* _Some records_:

□ □ □ □ □

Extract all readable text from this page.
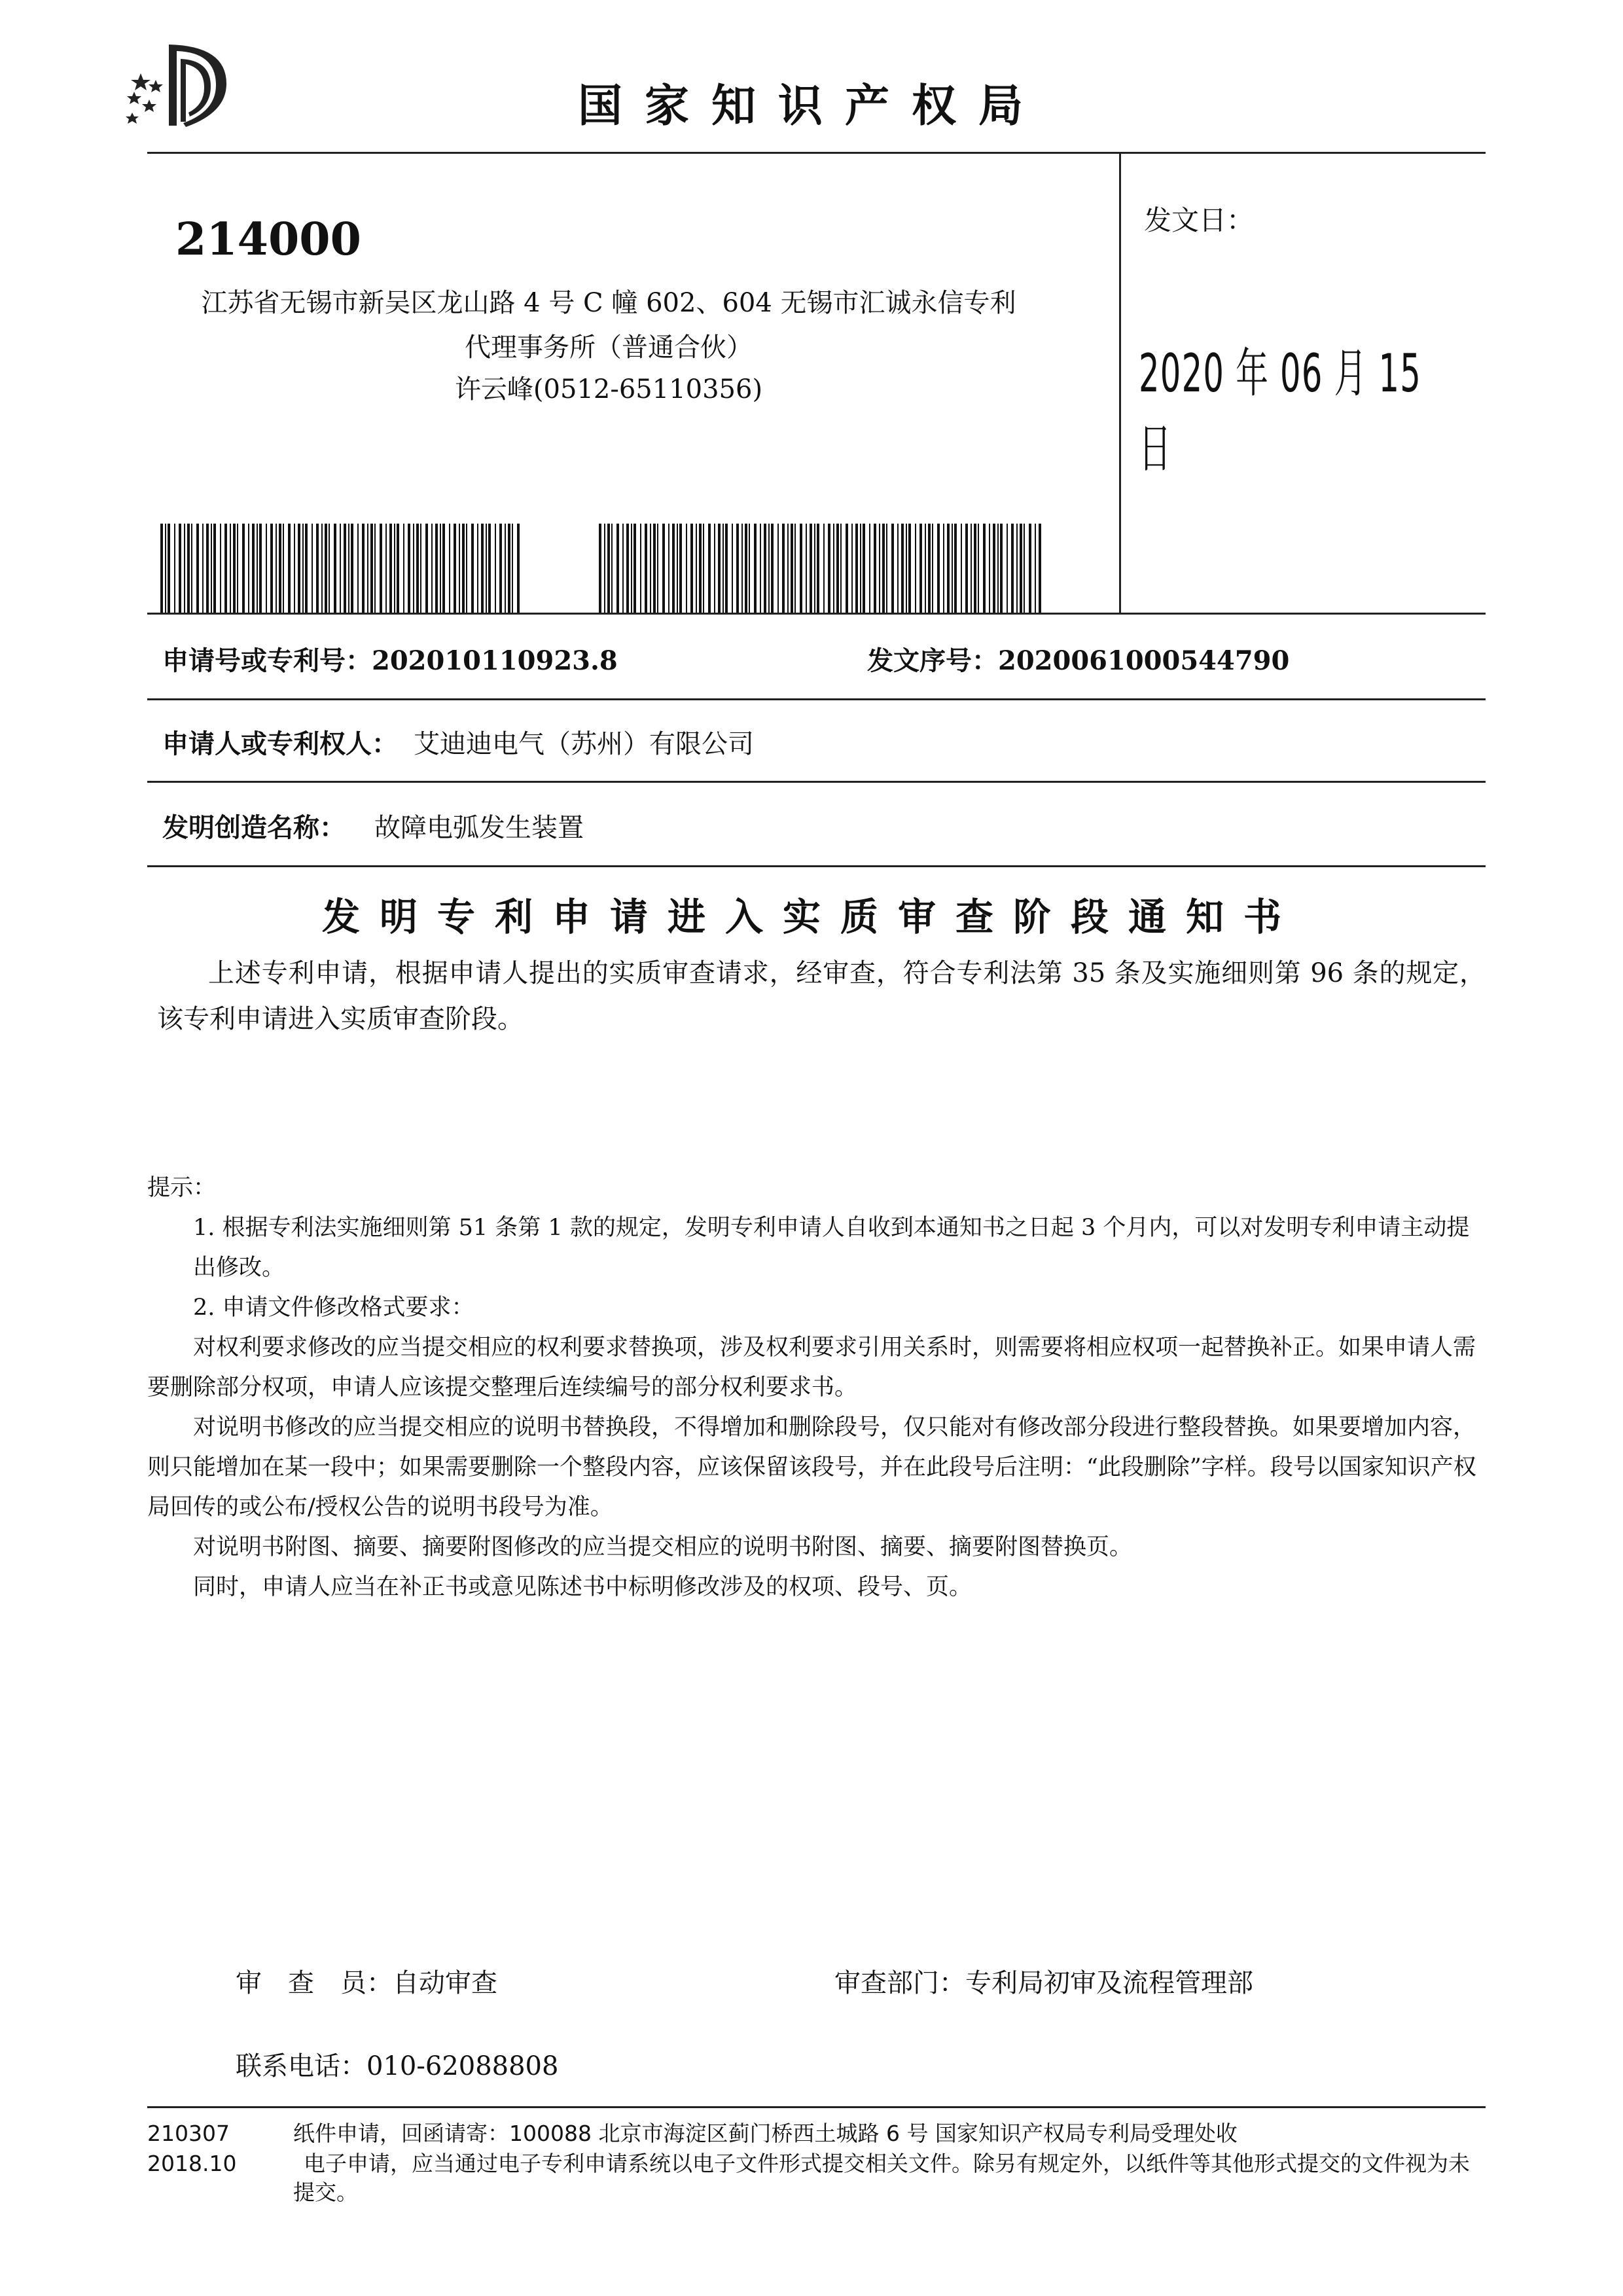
国家知识产权局
214000
江苏省无锡市新吴区龙山路 4 号 C 幢 602、604 无锡市汇诚永信专利
代理事务所（普通合伙）
许云峰(0512-65110356)
发文日：
2020 年 06 月 15 日
申请号或专利号：202010110923.8	发文序号：2020061000544790
申请人或专利权人： 艾迪迪电气（苏州）有限公司
发明创造名称： 故障电弧发生装置
发明专利申请进入实质审查阶段通知书
上述专利申请，根据申请人提出的实质审查请求，经审查，符合专利法第 35 条及实施细则第 96 条的规定，该专利申请进入实质审查阶段。

提示：

1. 根据专利法实施细则第 51 条第 1 款的规定，发明专利申请人自收到本通知书之日起 3 个月内，可以对发明专利申请主动提出修改。

2. 申请文件修改格式要求：

对权利要求修改的应当提交相应的权利要求替换项，涉及权利要求引用关系时，则需要将相应权项一起替换补正。如果申请人需要删除部分权项，申请人应该提交整理后连续编号的部分权利要求书。

对说明书修改的应当提交相应的说明书替换段，不得增加和删除段号，仅只能对有修改部分段进行整段替换。如果要增加内容，则只能增加在某一段中；如果需要删除一个整段内容，应该保留该段号，并在此段号后注明：“此段删除”字样。段号以国家知识产权局回传的或公布/授权公告的说明书段号为准。

对说明书附图、摘要、摘要附图修改的应当提交相应的说明书附图、摘要、摘要附图替换页。

同时，申请人应当在补正书或意见陈述书中标明修改涉及的权项、段号、页。

审　查　员：自动审查	审查部门：专利局初审及流程管理部
联系电话：010-62088808
210307
2018.10
纸件申请，回函请寄：100088 北京市海淀区蓟门桥西土城路 6 号 国家知识产权局专利局受理处收
电子申请，应当通过电子专利申请系统以电子文件形式提交相关文件。除另有规定外，以纸件等其他形式提交的文件视为未提交。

□ □ □ □ □

* _Work to be completed_: Please write out all the data again word for word, but not the pictures.

* _Task response_:
Extract all readable text from this page.
国家知识产权局
214000
江苏省无锡市新吴区龙山路 4 号 C 幢 602、604 无锡市汇诚永信专利
代理事务所（普通合伙）
许云峰(0512-65110356)
发文日：
2020 年 06 月 15 日
申请号或专利号：202010110923.8	发文序号：2020061000544790
申请人或专利权人： 艾迪迪电气（苏州）有限公司
发明创造名称： 故障电弧发生装置
发明专利申请进入实质审查阶段通知书
上述专利申请，根据申请人提出的实质审查请求，经审查，符合专利法第 35 条及实施细则第 96 条的规定，该专利申请进入实质审查阶段。

提示：

1. 根据专利法实施细则第 51 条第 1 款的规定，发明专利申请人自收到本通知书之日起 3 个月内，可以对发明专利申请主动提出修改。

2. 申请文件修改格式要求：

对权利要求修改的应当提交相应的权利要求替换项，涉及权利要求引用关系时，则需要将相应权项一起替换补正。如果申请人需要删除部分权项，申请人应该提交整理后连续编号的部分权利要求书。

对说明书修改的应当提交相应的说明书替换段，不得增加和删除段号，仅只能对有修改部分段进行整段替换。如果要增加内容，则只能增加在某一段中；如果需要删除一个整段内容，应该保留该段号，并在此段号后注明：“此段删除”字样。段号以国家知识产权局回传的或公布/授权公告的说明书段号为准。

对说明书附图、摘要、摘要附图修改的应当提交相应的说明书附图、摘要、摘要附图替换页。

同时，申请人应当在补正书或意见陈述书中标明修改涉及的权项、段号、页。

审　查　员：自动审查	审查部门：专利局初审及流程管理部
联系电话：010-62088808
210307
2018.10
纸件申请，回函请寄：100088 北京市海淀区蓟门桥西土城路 6 号 国家知识产权局专利局受理处收
电子申请，应当通过电子专利申请系统以电子文件形式提交相关文件。除另有规定外，以纸件等其他形式提交的文件视为未提交。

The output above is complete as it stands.